>>

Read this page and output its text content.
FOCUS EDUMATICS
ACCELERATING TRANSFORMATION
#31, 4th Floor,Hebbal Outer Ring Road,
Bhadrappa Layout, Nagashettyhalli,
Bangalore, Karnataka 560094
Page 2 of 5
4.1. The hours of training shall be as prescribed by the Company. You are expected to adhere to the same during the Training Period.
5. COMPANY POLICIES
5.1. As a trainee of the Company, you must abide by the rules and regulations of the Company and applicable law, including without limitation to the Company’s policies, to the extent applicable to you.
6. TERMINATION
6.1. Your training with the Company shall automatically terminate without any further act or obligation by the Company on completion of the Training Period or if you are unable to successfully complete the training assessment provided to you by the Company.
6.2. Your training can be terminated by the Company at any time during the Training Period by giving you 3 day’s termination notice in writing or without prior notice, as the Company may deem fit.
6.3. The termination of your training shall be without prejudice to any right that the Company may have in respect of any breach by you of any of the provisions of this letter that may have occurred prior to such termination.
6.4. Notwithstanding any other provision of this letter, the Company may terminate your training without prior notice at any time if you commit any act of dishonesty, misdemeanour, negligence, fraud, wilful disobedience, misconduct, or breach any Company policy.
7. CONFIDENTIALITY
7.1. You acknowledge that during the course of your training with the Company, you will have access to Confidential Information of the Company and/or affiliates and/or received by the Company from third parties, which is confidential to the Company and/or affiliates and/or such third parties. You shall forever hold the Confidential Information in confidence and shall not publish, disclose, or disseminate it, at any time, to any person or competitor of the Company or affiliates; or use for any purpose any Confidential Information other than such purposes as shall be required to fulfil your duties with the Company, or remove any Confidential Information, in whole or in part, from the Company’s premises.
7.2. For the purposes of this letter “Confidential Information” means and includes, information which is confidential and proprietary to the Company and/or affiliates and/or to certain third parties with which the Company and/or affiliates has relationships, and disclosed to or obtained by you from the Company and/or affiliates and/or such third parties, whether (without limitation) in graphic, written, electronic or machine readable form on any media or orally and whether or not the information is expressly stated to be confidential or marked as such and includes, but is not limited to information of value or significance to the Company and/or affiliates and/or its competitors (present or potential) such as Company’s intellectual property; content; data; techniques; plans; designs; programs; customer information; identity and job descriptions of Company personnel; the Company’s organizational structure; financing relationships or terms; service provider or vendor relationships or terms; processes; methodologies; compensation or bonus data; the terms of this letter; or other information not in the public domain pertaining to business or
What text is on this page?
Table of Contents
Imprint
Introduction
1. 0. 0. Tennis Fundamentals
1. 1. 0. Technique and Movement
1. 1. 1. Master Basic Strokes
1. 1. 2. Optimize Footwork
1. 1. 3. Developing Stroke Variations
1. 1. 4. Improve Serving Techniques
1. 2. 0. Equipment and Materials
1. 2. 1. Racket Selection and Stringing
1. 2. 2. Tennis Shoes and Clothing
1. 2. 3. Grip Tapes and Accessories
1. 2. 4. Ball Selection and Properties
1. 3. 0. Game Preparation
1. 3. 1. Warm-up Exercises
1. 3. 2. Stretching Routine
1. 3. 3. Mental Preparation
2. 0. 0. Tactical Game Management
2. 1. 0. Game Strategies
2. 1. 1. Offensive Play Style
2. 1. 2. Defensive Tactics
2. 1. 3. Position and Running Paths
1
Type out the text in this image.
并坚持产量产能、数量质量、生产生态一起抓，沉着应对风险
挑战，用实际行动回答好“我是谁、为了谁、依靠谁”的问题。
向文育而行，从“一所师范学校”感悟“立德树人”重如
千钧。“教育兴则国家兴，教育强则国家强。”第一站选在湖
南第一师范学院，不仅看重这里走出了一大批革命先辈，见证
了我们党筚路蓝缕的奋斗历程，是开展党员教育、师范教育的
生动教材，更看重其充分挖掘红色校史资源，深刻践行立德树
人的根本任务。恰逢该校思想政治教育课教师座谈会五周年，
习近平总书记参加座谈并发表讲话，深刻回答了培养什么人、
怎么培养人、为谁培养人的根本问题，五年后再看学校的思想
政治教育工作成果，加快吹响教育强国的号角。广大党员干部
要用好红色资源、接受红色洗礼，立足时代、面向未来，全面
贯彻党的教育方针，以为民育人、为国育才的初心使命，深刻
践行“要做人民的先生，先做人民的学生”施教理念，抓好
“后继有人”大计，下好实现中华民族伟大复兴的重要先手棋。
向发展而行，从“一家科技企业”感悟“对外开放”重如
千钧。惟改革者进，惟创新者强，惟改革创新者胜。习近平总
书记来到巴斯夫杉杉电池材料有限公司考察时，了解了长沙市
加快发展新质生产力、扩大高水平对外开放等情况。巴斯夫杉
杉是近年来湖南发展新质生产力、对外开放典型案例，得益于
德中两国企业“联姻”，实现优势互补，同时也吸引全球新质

<<

Copy every line above in which the string "Selection" shows up.

*SOLVED PROBLEM*:
1. 2. 1. Racket Selection and Stringing
1. 2. 4. Ball Selection and Properties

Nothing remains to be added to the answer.